• [AIM OF THE TASK] Write out each line in which the string "waves" is present.

• [RECORDS SHOWN]
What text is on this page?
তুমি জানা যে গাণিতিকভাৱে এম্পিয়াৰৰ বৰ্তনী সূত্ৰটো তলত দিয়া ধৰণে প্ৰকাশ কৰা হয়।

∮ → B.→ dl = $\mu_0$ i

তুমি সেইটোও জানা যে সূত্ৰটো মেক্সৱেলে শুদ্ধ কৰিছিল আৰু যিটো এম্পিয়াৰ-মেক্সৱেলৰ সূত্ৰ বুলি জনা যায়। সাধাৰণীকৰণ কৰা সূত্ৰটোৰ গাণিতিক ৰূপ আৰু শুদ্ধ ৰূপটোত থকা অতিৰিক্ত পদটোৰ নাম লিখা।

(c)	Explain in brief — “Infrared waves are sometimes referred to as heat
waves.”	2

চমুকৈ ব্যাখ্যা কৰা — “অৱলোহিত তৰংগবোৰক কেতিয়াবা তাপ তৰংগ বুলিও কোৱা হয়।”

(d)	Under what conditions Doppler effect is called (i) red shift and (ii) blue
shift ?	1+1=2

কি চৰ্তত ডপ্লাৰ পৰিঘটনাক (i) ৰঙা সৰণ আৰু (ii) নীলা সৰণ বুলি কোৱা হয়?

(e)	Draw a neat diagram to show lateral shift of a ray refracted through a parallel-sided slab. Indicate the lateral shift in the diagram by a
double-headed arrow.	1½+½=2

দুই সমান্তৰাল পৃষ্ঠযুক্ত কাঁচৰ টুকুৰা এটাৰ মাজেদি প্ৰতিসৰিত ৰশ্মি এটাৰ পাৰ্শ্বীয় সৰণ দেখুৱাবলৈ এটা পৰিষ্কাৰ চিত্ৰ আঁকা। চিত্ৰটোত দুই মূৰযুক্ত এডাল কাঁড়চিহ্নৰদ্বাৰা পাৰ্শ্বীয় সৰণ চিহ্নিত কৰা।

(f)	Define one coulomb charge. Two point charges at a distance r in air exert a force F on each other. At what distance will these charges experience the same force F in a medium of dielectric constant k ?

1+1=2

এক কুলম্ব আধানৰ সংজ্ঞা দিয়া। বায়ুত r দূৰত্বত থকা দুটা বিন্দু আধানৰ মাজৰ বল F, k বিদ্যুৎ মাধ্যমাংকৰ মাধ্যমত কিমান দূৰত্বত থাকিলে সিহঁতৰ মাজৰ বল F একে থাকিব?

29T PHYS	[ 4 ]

• [EXPECTED ANSWER]
(c)	Explain in brief — “Infrared waves are sometimes referred to as heat
waves.”	2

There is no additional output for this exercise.